--- Problem to solve ---
Pull each line holding the word "JSON" from the data.

--- Recorded information ---
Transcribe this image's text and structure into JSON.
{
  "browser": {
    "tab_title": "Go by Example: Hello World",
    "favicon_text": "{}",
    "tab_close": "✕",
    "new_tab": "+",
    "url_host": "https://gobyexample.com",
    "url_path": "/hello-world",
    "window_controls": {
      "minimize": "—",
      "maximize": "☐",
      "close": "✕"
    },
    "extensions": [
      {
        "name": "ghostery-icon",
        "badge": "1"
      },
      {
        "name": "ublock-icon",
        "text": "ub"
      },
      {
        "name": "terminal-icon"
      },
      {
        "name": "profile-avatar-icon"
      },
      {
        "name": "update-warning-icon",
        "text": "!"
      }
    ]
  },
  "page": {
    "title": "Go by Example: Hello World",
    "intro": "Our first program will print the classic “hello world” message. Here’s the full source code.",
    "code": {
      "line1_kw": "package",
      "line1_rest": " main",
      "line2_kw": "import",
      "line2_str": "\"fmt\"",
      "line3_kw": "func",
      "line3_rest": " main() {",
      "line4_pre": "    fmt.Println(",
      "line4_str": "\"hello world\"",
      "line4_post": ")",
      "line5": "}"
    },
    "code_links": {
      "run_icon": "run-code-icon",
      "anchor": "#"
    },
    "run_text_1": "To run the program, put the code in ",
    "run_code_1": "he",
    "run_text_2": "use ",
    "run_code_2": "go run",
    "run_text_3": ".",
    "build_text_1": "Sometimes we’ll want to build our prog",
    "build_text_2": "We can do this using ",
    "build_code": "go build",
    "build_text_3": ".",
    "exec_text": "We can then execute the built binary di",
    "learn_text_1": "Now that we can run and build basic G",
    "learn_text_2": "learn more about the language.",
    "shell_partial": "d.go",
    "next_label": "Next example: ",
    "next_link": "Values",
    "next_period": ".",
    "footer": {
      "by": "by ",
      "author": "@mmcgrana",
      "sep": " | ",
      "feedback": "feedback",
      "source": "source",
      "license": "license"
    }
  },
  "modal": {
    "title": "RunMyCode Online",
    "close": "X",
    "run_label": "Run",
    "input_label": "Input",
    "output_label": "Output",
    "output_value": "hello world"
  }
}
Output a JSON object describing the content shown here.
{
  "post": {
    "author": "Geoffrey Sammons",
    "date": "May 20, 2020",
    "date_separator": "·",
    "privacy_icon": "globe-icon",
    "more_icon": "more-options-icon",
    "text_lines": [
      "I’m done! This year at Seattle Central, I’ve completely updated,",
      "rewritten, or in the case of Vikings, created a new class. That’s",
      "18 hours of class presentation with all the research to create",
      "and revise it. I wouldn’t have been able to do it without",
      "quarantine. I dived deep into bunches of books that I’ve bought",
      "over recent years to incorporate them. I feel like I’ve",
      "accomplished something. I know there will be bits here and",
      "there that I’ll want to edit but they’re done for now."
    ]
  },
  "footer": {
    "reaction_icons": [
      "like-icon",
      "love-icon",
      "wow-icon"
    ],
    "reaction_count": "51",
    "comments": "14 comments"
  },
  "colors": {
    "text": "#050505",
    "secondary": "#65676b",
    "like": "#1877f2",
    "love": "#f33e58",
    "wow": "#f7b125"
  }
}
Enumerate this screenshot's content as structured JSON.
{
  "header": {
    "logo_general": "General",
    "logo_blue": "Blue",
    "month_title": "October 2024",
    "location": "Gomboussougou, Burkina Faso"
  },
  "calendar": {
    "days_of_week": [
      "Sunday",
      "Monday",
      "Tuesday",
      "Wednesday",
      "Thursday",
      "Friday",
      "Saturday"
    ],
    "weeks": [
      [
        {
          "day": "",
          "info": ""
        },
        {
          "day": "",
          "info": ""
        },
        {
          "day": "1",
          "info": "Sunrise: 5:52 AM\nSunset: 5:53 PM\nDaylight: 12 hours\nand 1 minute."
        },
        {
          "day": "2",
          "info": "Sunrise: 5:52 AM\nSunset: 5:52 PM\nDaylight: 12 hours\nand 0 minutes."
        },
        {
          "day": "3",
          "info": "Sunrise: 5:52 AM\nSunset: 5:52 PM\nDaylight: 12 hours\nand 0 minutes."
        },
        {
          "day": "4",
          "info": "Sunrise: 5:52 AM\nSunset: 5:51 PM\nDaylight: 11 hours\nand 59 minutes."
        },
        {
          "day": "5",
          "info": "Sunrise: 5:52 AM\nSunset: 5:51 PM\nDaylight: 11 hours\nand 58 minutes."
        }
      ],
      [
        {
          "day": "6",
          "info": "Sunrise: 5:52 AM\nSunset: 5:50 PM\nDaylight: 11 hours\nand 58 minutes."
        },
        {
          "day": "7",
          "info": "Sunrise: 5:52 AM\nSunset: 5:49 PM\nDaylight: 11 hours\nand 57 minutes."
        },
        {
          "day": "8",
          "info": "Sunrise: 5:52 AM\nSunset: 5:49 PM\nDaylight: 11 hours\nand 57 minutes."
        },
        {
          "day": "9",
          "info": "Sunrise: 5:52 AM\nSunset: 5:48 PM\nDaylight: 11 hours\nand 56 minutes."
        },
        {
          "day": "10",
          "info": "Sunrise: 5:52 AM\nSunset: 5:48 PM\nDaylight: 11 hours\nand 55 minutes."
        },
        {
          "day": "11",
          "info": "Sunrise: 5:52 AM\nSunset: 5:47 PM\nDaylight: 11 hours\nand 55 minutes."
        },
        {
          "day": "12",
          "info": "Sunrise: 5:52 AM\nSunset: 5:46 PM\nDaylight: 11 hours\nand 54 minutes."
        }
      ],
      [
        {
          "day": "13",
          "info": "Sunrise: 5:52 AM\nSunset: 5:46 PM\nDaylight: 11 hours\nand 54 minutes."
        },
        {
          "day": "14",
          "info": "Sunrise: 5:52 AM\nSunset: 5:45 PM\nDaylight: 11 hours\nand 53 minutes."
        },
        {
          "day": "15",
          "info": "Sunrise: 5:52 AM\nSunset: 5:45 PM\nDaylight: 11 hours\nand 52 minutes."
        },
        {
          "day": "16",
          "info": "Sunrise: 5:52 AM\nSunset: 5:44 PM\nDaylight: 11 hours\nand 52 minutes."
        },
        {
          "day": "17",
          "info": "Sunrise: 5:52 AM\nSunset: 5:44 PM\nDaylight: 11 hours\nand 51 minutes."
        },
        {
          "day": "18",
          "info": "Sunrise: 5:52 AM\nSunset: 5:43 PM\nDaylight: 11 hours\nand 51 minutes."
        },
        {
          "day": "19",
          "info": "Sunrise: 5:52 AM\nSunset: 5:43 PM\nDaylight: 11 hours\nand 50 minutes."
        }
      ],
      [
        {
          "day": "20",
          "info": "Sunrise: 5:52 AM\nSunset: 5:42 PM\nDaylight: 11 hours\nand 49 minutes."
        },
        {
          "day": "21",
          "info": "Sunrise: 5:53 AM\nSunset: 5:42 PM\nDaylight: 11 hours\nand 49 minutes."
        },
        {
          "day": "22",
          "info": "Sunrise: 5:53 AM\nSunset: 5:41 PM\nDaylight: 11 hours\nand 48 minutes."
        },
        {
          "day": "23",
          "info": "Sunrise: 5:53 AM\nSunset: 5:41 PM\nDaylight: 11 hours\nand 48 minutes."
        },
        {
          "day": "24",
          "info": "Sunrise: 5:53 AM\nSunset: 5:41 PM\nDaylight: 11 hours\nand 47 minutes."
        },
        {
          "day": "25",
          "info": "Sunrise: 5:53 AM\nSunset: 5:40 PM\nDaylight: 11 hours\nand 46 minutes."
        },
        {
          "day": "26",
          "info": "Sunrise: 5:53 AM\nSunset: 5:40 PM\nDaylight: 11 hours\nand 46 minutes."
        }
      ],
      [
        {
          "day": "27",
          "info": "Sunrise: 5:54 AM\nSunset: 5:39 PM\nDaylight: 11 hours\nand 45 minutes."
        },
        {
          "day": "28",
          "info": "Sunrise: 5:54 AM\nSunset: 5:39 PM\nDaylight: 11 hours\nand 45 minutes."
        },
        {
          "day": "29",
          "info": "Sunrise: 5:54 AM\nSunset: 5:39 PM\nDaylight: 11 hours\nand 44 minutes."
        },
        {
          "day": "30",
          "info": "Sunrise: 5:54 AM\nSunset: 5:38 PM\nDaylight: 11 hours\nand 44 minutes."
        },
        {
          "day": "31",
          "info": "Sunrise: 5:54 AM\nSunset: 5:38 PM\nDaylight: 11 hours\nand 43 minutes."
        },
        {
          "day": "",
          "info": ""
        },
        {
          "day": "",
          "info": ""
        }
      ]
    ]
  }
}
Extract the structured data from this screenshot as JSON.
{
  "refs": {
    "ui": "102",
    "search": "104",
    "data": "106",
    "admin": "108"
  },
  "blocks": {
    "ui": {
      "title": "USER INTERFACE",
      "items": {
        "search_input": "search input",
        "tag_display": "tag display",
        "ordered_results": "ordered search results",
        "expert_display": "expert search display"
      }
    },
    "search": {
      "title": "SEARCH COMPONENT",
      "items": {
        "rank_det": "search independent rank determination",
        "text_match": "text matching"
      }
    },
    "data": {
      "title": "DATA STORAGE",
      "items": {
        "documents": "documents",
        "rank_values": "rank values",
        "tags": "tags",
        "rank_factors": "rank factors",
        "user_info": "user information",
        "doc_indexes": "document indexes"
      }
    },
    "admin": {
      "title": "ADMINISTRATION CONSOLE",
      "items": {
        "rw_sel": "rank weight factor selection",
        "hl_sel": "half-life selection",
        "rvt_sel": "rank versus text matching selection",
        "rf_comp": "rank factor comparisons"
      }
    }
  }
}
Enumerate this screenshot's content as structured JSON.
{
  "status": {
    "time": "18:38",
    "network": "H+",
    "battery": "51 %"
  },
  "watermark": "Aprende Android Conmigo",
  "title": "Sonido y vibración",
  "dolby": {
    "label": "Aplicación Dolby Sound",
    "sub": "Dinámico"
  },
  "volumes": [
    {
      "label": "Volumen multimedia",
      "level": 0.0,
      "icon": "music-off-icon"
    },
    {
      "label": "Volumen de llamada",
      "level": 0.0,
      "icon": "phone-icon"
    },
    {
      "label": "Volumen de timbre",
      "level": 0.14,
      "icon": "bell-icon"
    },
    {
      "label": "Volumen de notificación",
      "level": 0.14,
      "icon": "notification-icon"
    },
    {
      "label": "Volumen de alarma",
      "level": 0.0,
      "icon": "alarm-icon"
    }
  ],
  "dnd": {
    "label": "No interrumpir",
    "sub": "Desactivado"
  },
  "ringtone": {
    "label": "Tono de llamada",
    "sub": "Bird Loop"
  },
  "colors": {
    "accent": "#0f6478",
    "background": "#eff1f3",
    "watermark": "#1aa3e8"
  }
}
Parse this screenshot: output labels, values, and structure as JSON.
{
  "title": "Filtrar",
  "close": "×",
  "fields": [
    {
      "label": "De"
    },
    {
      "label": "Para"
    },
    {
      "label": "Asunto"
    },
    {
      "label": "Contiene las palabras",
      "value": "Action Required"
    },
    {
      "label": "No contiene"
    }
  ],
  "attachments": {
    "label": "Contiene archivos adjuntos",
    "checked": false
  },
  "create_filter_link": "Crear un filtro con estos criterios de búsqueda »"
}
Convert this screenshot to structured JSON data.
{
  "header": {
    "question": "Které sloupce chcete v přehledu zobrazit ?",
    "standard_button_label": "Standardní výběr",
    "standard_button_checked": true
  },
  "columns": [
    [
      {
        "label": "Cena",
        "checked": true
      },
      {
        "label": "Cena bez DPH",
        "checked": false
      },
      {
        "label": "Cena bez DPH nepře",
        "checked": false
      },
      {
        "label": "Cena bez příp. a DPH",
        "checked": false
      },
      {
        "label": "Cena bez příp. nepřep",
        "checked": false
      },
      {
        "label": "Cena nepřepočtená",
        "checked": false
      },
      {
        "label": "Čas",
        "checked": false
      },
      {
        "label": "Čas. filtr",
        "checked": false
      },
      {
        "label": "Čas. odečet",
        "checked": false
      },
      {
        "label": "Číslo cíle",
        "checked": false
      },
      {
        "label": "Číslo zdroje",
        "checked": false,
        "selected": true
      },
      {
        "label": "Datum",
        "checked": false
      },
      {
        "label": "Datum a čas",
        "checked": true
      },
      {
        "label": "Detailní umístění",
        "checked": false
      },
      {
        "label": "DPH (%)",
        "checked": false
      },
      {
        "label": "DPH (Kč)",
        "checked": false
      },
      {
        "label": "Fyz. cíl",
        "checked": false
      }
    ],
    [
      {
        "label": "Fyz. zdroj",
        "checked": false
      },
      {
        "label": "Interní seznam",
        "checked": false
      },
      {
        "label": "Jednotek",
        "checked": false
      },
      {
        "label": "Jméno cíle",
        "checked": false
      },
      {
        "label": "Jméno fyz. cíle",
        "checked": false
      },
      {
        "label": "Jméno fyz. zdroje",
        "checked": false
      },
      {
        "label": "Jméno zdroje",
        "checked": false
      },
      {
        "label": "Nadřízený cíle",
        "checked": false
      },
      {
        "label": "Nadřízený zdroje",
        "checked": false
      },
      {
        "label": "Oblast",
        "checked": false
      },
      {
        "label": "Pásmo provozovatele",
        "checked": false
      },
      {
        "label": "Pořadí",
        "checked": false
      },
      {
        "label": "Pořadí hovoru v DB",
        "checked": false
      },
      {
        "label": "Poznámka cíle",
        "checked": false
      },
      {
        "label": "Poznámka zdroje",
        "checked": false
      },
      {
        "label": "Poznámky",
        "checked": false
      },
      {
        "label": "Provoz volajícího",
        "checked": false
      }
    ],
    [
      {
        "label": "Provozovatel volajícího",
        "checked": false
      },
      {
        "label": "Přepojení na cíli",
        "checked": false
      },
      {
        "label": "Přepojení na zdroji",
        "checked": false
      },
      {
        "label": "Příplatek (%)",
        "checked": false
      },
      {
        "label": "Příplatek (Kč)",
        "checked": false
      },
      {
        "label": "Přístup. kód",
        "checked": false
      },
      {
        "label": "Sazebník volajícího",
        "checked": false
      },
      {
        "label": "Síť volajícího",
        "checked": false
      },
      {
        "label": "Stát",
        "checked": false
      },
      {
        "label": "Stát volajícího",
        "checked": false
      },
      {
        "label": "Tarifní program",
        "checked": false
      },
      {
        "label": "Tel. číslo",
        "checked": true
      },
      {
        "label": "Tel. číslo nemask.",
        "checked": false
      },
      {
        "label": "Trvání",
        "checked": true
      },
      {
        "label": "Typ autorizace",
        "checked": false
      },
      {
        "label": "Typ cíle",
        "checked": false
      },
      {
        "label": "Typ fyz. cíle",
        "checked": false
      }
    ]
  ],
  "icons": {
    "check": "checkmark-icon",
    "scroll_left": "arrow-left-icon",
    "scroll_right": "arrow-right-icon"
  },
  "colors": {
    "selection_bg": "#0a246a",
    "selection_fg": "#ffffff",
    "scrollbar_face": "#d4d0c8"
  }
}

--- Exercise response ---
Transcribe this image's text and structure into JSON.
Output a JSON object describing the content shown here.
Enumerate this screenshot's content as structured JSON.
Extract the structured data from this screenshot as JSON.
Enumerate this screenshot's content as structured JSON.
Parse this screenshot: output labels, values, and structure as JSON.
Convert this screenshot to structured JSON data.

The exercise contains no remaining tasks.